• _REQUIREMENT_: Count the lines below that include the word "Winter" and write that number alone.

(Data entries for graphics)
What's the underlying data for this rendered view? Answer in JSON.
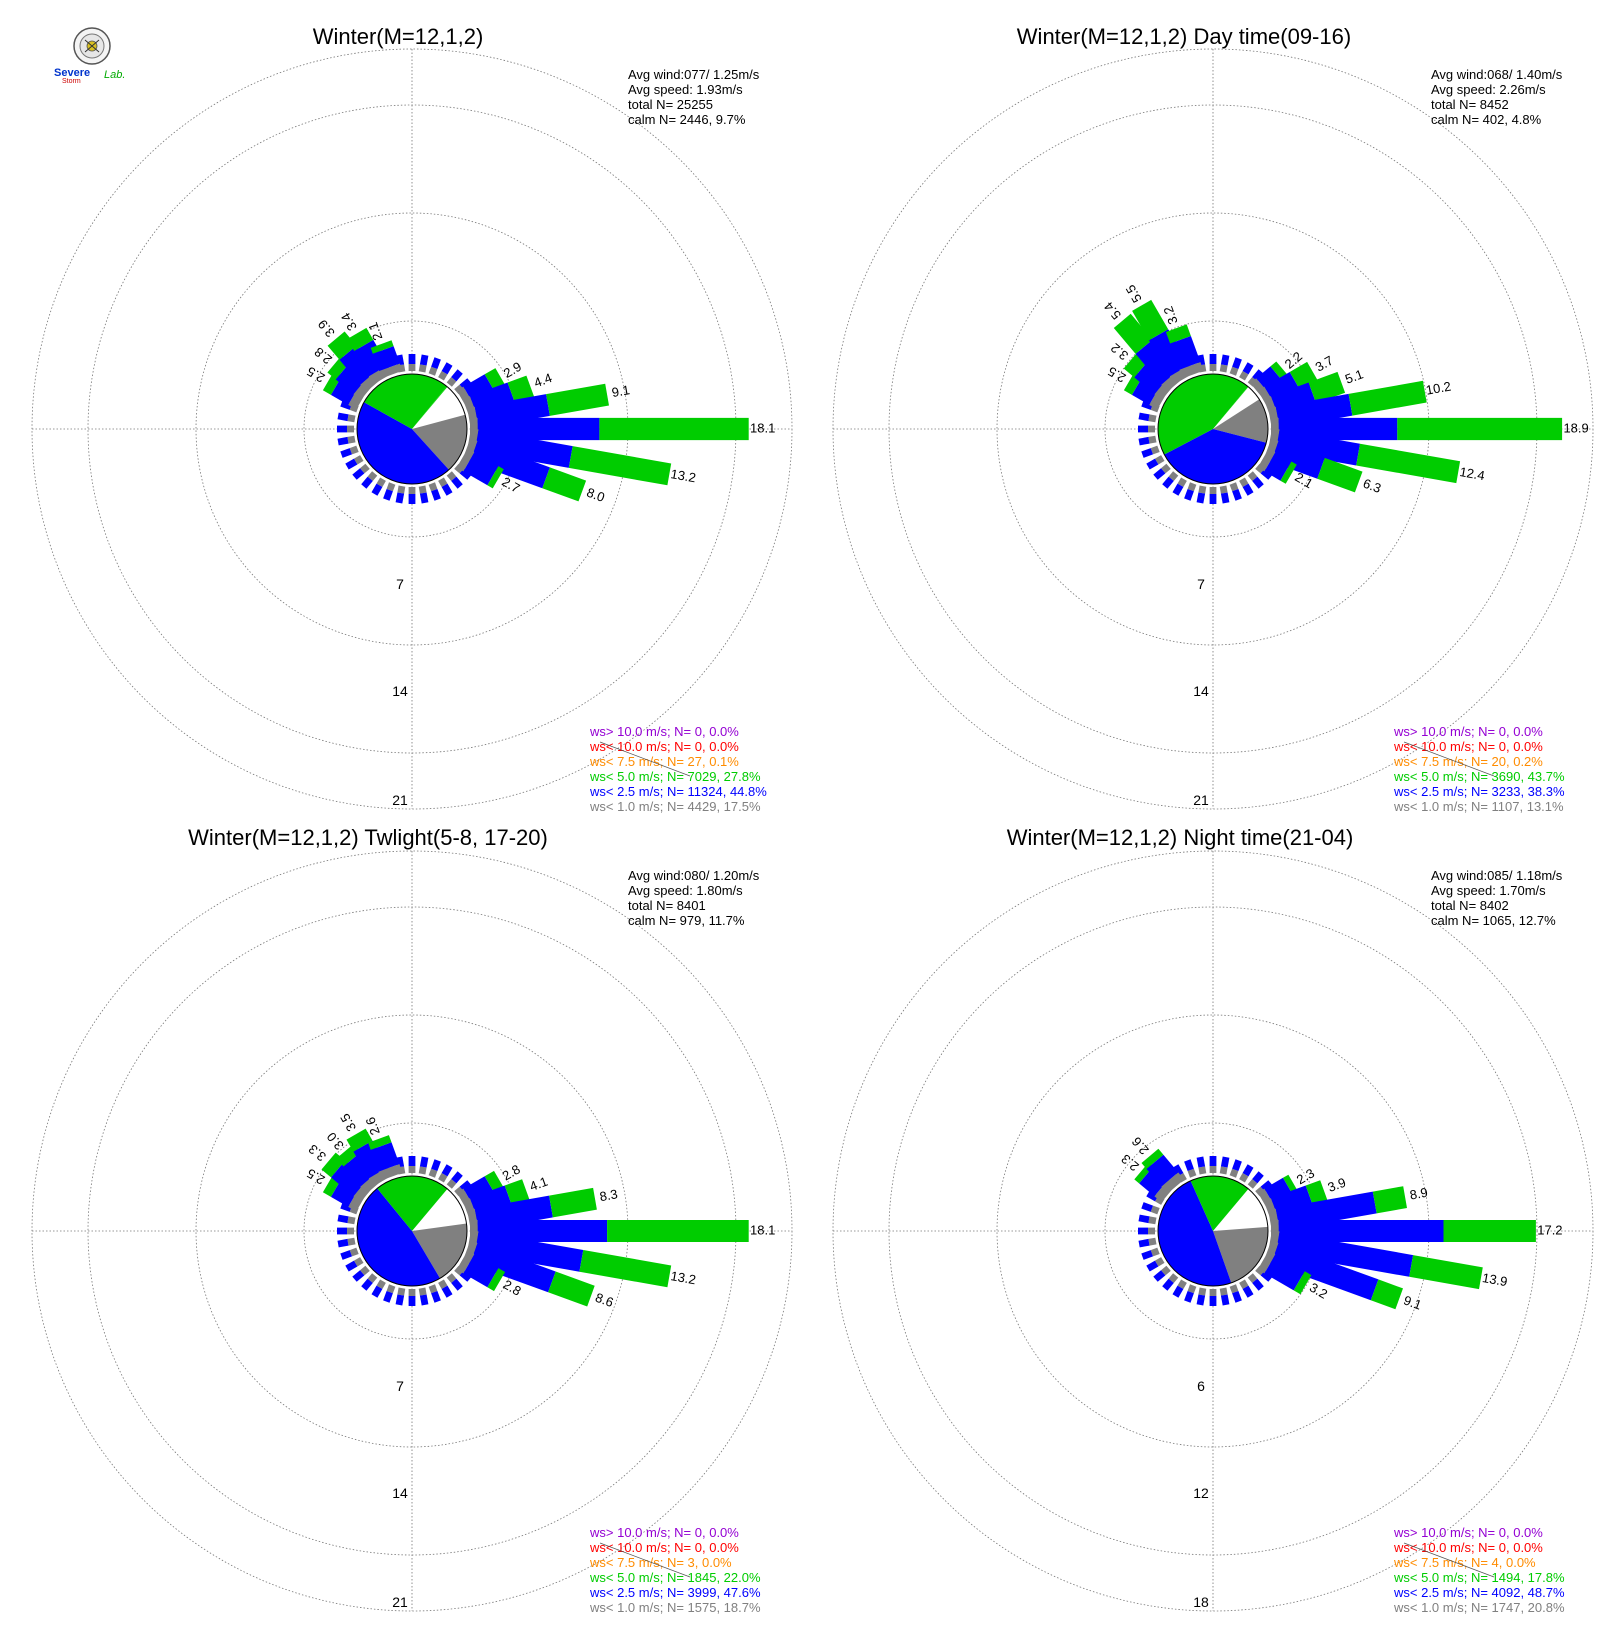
{
  "logo": {
    "text_top": "Severe",
    "text_bottom": "Storm",
    "text_lab": "Lab."
  },
  "colors": {
    "calm": "#808080",
    "lt1": "#808080",
    "lt2_5": "#0000ff",
    "lt5": "#00cc00",
    "lt7_5": "#ff8c00",
    "lt10": "#ff0000",
    "gt10": "#9400d3",
    "grid": "#777777"
  },
  "chart_data": [
    {
      "type": "wind-rose",
      "title": "Winter(M=12,1,2)",
      "info": [
        "Avg wind:077/ 1.25m/s",
        "Avg speed: 1.93m/s",
        "total N=       25255",
        "calm N=   2446,   9.7%"
      ],
      "ring_labels": [
        "7",
        "14",
        "21"
      ],
      "legend": [
        {
          "text": "ws> 10.0 m/s; N=     0,  0.0%",
          "color": "#9400d3"
        },
        {
          "text": "ws< 10.0 m/s; N=     0,  0.0%",
          "color": "#ff0000"
        },
        {
          "text": "ws<  7.5 m/s; N=    27,  0.1%",
          "color": "#ff8c00"
        },
        {
          "text": "ws<  5.0 m/s; N=  7029, 27.8%",
          "color": "#00cc00"
        },
        {
          "text": "ws<  2.5 m/s; N= 11324, 44.8%",
          "color": "#0000ff"
        },
        {
          "text": "ws<  1.0 m/s; N=  4429, 17.5%",
          "color": "#808080"
        }
      ],
      "pie_fractions": {
        "calm": 0.097,
        "lt1": 0.175,
        "lt2_5": 0.448,
        "lt5": 0.278
      },
      "petals": [
        {
          "dir": 300,
          "lt1": 0.6,
          "lt2_5": 1.3,
          "lt5": 0.6,
          "total": 2.5,
          "label": "2.5"
        },
        {
          "dir": 310,
          "lt1": 0.6,
          "lt2_5": 1.5,
          "lt5": 0.7,
          "total": 2.8,
          "label": "2.8"
        },
        {
          "dir": 320,
          "lt1": 0.6,
          "lt2_5": 2.1,
          "lt5": 1.2,
          "total": 3.9,
          "label": "3.9"
        },
        {
          "dir": 330,
          "lt1": 0.6,
          "lt2_5": 1.9,
          "lt5": 0.9,
          "total": 3.4,
          "label": "3.4"
        },
        {
          "dir": 340,
          "lt1": 0.5,
          "lt2_5": 1.2,
          "lt5": 0.4,
          "total": 2.1,
          "label": "2.1"
        },
        {
          "dir": 60,
          "lt1": 0.5,
          "lt2_5": 1.6,
          "lt5": 0.8,
          "total": 2.9,
          "label": "2.9"
        },
        {
          "dir": 70,
          "lt1": 0.5,
          "lt2_5": 2.6,
          "lt5": 1.3,
          "total": 4.4,
          "label": "4.4"
        },
        {
          "dir": 80,
          "lt1": 0.5,
          "lt2_5": 4.7,
          "lt5": 3.9,
          "total": 9.1,
          "label": "9.1"
        },
        {
          "dir": 90,
          "lt1": 0.5,
          "lt2_5": 7.9,
          "lt5": 9.7,
          "total": 18.1,
          "label": "18.1"
        },
        {
          "dir": 100,
          "lt1": 0.5,
          "lt2_5": 6.2,
          "lt5": 6.5,
          "total": 13.2,
          "label": "13.2"
        },
        {
          "dir": 110,
          "lt1": 0.5,
          "lt2_5": 5.0,
          "lt5": 2.5,
          "total": 8.0,
          "label": "8.0"
        },
        {
          "dir": 120,
          "lt1": 0.5,
          "lt2_5": 1.8,
          "lt5": 0.4,
          "total": 2.7,
          "label": "2.7"
        }
      ]
    },
    {
      "type": "wind-rose",
      "title": "Winter(M=12,1,2) Day time(09-16)",
      "info": [
        "Avg wind:068/ 1.40m/s",
        "Avg speed: 2.26m/s",
        "total N=        8452",
        "calm N=    402,   4.8%"
      ],
      "ring_labels": [
        "7",
        "14",
        "21"
      ],
      "legend": [
        {
          "text": "ws> 10.0 m/s; N=     0,  0.0%",
          "color": "#9400d3"
        },
        {
          "text": "ws< 10.0 m/s; N=     0,  0.0%",
          "color": "#ff0000"
        },
        {
          "text": "ws<  7.5 m/s; N=    20,  0.2%",
          "color": "#ff8c00"
        },
        {
          "text": "ws<  5.0 m/s; N=  3690, 43.7%",
          "color": "#00cc00"
        },
        {
          "text": "ws<  2.5 m/s; N=  3233, 38.3%",
          "color": "#0000ff"
        },
        {
          "text": "ws<  1.0 m/s; N=  1107, 13.1%",
          "color": "#808080"
        }
      ],
      "pie_fractions": {
        "calm": 0.048,
        "lt1": 0.131,
        "lt2_5": 0.383,
        "lt5": 0.437
      },
      "petals": [
        {
          "dir": 300,
          "lt1": 0.6,
          "lt2_5": 1.3,
          "lt5": 0.6,
          "total": 2.5,
          "label": "2.5"
        },
        {
          "dir": 310,
          "lt1": 0.6,
          "lt2_5": 1.7,
          "lt5": 0.9,
          "total": 3.2,
          "label": "3.2"
        },
        {
          "dir": 320,
          "lt1": 0.6,
          "lt2_5": 2.6,
          "lt5": 2.2,
          "total": 5.4,
          "label": "5.4"
        },
        {
          "dir": 330,
          "lt1": 0.6,
          "lt2_5": 2.7,
          "lt5": 2.2,
          "total": 5.5,
          "label": "5.5"
        },
        {
          "dir": 340,
          "lt1": 0.6,
          "lt2_5": 1.8,
          "lt5": 0.8,
          "total": 3.2,
          "label": "3.2"
        },
        {
          "dir": 50,
          "lt1": 0.5,
          "lt2_5": 1.2,
          "lt5": 0.5,
          "total": 2.2,
          "label": "2.2"
        },
        {
          "dir": 60,
          "lt1": 0.5,
          "lt2_5": 1.9,
          "lt5": 1.3,
          "total": 3.7,
          "label": "3.7"
        },
        {
          "dir": 70,
          "lt1": 0.5,
          "lt2_5": 2.6,
          "lt5": 2.0,
          "total": 5.1,
          "label": "5.1"
        },
        {
          "dir": 80,
          "lt1": 0.5,
          "lt2_5": 4.8,
          "lt5": 4.9,
          "total": 10.2,
          "label": "10.2"
        },
        {
          "dir": 90,
          "lt1": 0.5,
          "lt2_5": 7.7,
          "lt5": 10.7,
          "total": 18.9,
          "label": "18.9"
        },
        {
          "dir": 100,
          "lt1": 0.5,
          "lt2_5": 5.3,
          "lt5": 6.6,
          "total": 12.4,
          "label": "12.4"
        },
        {
          "dir": 110,
          "lt1": 0.5,
          "lt2_5": 3.2,
          "lt5": 2.6,
          "total": 6.3,
          "label": "6.3"
        },
        {
          "dir": 120,
          "lt1": 0.5,
          "lt2_5": 1.2,
          "lt5": 0.4,
          "total": 2.1,
          "label": "2.1"
        }
      ]
    },
    {
      "type": "wind-rose",
      "title": "Winter(M=12,1,2) Twlight(5-8, 17-20)",
      "info": [
        "Avg wind:080/ 1.20m/s",
        "Avg speed: 1.80m/s",
        "total N=        8401",
        "calm N=    979,  11.7%"
      ],
      "ring_labels": [
        "7",
        "14",
        "21"
      ],
      "legend": [
        {
          "text": "ws> 10.0 m/s; N=     0,  0.0%",
          "color": "#9400d3"
        },
        {
          "text": "ws< 10.0 m/s; N=     0,  0.0%",
          "color": "#ff0000"
        },
        {
          "text": "ws<  7.5 m/s; N=     3,  0.0%",
          "color": "#ff8c00"
        },
        {
          "text": "ws<  5.0 m/s; N=  1845, 22.0%",
          "color": "#00cc00"
        },
        {
          "text": "ws<  2.5 m/s; N=  3999, 47.6%",
          "color": "#0000ff"
        },
        {
          "text": "ws<  1.0 m/s; N=  1575, 18.7%",
          "color": "#808080"
        }
      ],
      "pie_fractions": {
        "calm": 0.117,
        "lt1": 0.187,
        "lt2_5": 0.476,
        "lt5": 0.22
      },
      "petals": [
        {
          "dir": 300,
          "lt1": 0.6,
          "lt2_5": 1.3,
          "lt5": 0.6,
          "total": 2.5,
          "label": "2.5"
        },
        {
          "dir": 310,
          "lt1": 0.6,
          "lt2_5": 1.9,
          "lt5": 0.8,
          "total": 3.3,
          "label": "3.3"
        },
        {
          "dir": 320,
          "lt1": 0.6,
          "lt2_5": 1.7,
          "lt5": 0.7,
          "total": 3.0,
          "label": "3.0"
        },
        {
          "dir": 330,
          "lt1": 0.6,
          "lt2_5": 2.0,
          "lt5": 0.9,
          "total": 3.5,
          "label": "3.5"
        },
        {
          "dir": 340,
          "lt1": 0.6,
          "lt2_5": 1.5,
          "lt5": 0.5,
          "total": 2.6,
          "label": "2.6"
        },
        {
          "dir": 60,
          "lt1": 0.5,
          "lt2_5": 1.6,
          "lt5": 0.7,
          "total": 2.8,
          "label": "2.8"
        },
        {
          "dir": 70,
          "lt1": 0.5,
          "lt2_5": 2.4,
          "lt5": 1.2,
          "total": 4.1,
          "label": "4.1"
        },
        {
          "dir": 80,
          "lt1": 0.5,
          "lt2_5": 4.9,
          "lt5": 2.9,
          "total": 8.3,
          "label": "8.3"
        },
        {
          "dir": 90,
          "lt1": 0.5,
          "lt2_5": 8.4,
          "lt5": 9.2,
          "total": 18.1,
          "label": "18.1"
        },
        {
          "dir": 100,
          "lt1": 0.5,
          "lt2_5": 6.9,
          "lt5": 5.8,
          "total": 13.2,
          "label": "13.2"
        },
        {
          "dir": 110,
          "lt1": 0.5,
          "lt2_5": 5.4,
          "lt5": 2.7,
          "total": 8.6,
          "label": "8.6"
        },
        {
          "dir": 120,
          "lt1": 0.5,
          "lt2_5": 1.8,
          "lt5": 0.5,
          "total": 2.8,
          "label": "2.8"
        }
      ]
    },
    {
      "type": "wind-rose",
      "title": "Winter(M=12,1,2) Night time(21-04)",
      "info": [
        "Avg wind:085/ 1.18m/s",
        "Avg speed: 1.70m/s",
        "total N=        8402",
        "calm N=   1065,  12.7%"
      ],
      "ring_labels": [
        "6",
        "12",
        "18"
      ],
      "legend": [
        {
          "text": "ws> 10.0 m/s; N=     0,  0.0%",
          "color": "#9400d3"
        },
        {
          "text": "ws< 10.0 m/s; N=     0,  0.0%",
          "color": "#ff0000"
        },
        {
          "text": "ws<  7.5 m/s; N=     4,  0.0%",
          "color": "#ff8c00"
        },
        {
          "text": "ws<  5.0 m/s; N=  1494, 17.8%",
          "color": "#00cc00"
        },
        {
          "text": "ws<  2.5 m/s; N=  4092, 48.7%",
          "color": "#0000ff"
        },
        {
          "text": "ws<  1.0 m/s; N=  1747, 20.8%",
          "color": "#808080"
        }
      ],
      "pie_fractions": {
        "calm": 0.127,
        "lt1": 0.208,
        "lt2_5": 0.487,
        "lt5": 0.178
      },
      "petals": [
        {
          "dir": 310,
          "lt1": 0.6,
          "lt2_5": 1.3,
          "lt5": 0.4,
          "total": 2.3,
          "label": "2.3"
        },
        {
          "dir": 320,
          "lt1": 0.6,
          "lt2_5": 1.5,
          "lt5": 0.5,
          "total": 2.6,
          "label": "2.6"
        },
        {
          "dir": 60,
          "lt1": 0.5,
          "lt2_5": 1.4,
          "lt5": 0.4,
          "total": 2.3,
          "label": "2.3"
        },
        {
          "dir": 70,
          "lt1": 0.5,
          "lt2_5": 2.4,
          "lt5": 1.0,
          "total": 3.9,
          "label": "3.9"
        },
        {
          "dir": 80,
          "lt1": 0.5,
          "lt2_5": 6.4,
          "lt5": 2.0,
          "total": 8.9,
          "label": "8.9"
        },
        {
          "dir": 90,
          "lt1": 0.5,
          "lt2_5": 10.7,
          "lt5": 6.0,
          "total": 17.2,
          "label": "17.2"
        },
        {
          "dir": 100,
          "lt1": 0.5,
          "lt2_5": 8.8,
          "lt5": 4.6,
          "total": 13.9,
          "label": "13.9"
        },
        {
          "dir": 110,
          "lt1": 0.5,
          "lt2_5": 6.9,
          "lt5": 1.7,
          "total": 9.1,
          "label": "9.1"
        },
        {
          "dir": 120,
          "lt1": 0.5,
          "lt2_5": 2.2,
          "lt5": 0.5,
          "total": 3.2,
          "label": "3.2"
        }
      ]
    }
  ]
}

• _COMPLETED EXERCISE_: 4